--- START OF Record extracts ---
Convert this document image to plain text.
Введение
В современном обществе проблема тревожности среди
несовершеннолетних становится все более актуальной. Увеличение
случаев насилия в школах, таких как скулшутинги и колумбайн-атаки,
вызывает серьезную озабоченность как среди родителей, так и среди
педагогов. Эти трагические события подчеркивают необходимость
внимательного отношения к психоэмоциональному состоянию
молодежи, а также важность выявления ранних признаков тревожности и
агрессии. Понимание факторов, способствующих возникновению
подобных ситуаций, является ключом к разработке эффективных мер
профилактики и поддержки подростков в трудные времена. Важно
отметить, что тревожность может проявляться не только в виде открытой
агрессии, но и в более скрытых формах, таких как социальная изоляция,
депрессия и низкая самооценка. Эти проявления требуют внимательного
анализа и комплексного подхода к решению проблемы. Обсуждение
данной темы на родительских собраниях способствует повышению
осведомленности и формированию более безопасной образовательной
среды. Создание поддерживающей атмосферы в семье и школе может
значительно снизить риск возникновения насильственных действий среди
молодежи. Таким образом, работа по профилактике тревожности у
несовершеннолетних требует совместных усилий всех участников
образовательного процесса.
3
--- END OF Record extracts ---
#### Given problem:
Copy the lines from the entries above in which the word "агрессии" appears.

#### Task answer:
агрессии. Понимание факторов, способствующих возникновению
агрессии, но и в более скрытых формах, таких как социальная изоляция,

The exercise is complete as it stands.